• The task: From the entries provided below, copy each line that contains the word "Destination".

— Start —

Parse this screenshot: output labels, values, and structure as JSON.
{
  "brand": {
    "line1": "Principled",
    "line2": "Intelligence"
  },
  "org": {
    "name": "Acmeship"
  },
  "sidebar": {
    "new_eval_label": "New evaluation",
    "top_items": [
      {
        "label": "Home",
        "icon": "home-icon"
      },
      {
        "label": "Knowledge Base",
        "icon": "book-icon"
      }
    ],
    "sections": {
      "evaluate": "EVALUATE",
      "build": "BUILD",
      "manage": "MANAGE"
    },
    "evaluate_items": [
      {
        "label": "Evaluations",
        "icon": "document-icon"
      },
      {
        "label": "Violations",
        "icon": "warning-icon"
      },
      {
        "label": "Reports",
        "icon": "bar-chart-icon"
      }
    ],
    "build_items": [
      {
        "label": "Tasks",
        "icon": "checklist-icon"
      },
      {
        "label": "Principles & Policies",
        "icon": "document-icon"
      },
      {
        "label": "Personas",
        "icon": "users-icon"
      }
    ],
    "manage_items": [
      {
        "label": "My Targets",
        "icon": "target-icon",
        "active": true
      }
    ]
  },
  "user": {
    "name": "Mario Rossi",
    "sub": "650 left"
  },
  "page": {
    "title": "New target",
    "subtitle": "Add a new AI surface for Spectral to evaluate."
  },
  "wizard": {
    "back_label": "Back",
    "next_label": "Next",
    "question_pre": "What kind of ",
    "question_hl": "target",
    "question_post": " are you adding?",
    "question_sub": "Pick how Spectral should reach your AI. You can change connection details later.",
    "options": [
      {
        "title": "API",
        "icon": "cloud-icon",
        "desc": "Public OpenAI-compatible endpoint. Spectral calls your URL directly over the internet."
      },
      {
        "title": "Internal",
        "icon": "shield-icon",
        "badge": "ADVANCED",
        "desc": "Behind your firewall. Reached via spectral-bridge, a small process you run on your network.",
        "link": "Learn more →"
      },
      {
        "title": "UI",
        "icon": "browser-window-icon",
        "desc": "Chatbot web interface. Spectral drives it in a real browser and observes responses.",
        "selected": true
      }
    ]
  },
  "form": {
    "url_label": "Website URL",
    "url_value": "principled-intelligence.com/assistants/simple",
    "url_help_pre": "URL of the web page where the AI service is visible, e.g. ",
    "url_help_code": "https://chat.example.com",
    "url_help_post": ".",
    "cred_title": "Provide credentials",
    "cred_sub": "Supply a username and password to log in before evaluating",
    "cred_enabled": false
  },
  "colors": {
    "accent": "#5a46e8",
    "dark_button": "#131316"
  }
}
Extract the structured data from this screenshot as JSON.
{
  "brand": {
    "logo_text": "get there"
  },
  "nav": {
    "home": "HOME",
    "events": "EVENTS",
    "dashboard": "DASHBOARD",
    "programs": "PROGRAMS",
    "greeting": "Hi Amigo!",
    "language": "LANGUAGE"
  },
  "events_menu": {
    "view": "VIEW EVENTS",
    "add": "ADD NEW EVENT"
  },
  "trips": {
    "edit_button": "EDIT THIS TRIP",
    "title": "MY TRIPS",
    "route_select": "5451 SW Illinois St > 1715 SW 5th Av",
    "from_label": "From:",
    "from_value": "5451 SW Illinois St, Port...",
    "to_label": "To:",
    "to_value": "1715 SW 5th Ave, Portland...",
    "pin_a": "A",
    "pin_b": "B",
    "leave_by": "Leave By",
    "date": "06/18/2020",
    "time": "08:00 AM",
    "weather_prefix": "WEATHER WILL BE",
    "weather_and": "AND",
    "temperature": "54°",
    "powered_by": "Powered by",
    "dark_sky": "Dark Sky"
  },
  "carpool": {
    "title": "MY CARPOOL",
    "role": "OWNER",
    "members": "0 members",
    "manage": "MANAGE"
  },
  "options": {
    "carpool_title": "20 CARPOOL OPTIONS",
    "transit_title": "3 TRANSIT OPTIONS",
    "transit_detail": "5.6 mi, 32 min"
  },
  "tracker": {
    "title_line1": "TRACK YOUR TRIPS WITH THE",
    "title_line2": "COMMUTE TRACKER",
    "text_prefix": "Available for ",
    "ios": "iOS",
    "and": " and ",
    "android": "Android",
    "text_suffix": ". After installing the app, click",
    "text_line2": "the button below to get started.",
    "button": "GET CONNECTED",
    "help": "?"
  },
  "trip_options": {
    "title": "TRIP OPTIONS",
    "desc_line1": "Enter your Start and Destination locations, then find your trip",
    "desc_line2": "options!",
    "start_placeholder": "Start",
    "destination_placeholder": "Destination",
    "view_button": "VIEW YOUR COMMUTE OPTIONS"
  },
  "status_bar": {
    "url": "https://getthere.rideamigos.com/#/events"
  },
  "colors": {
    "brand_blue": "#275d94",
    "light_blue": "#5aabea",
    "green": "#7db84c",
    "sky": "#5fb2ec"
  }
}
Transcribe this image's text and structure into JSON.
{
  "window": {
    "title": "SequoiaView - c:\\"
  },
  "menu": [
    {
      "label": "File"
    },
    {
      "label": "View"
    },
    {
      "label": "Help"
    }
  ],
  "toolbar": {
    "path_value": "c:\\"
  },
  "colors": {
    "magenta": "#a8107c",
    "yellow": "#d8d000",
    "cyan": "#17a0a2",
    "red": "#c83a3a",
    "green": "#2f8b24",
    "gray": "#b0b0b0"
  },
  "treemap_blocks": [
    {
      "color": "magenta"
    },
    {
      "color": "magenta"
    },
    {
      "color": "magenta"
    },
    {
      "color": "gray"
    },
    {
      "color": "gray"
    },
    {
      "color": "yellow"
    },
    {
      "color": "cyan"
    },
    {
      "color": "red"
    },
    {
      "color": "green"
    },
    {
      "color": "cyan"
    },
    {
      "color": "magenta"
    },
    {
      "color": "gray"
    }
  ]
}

— End —

• Exercise solution:
    "desc_line1": "Enter your Start and Destination locations, then find your trip",
    "destination_placeholder": "Destination",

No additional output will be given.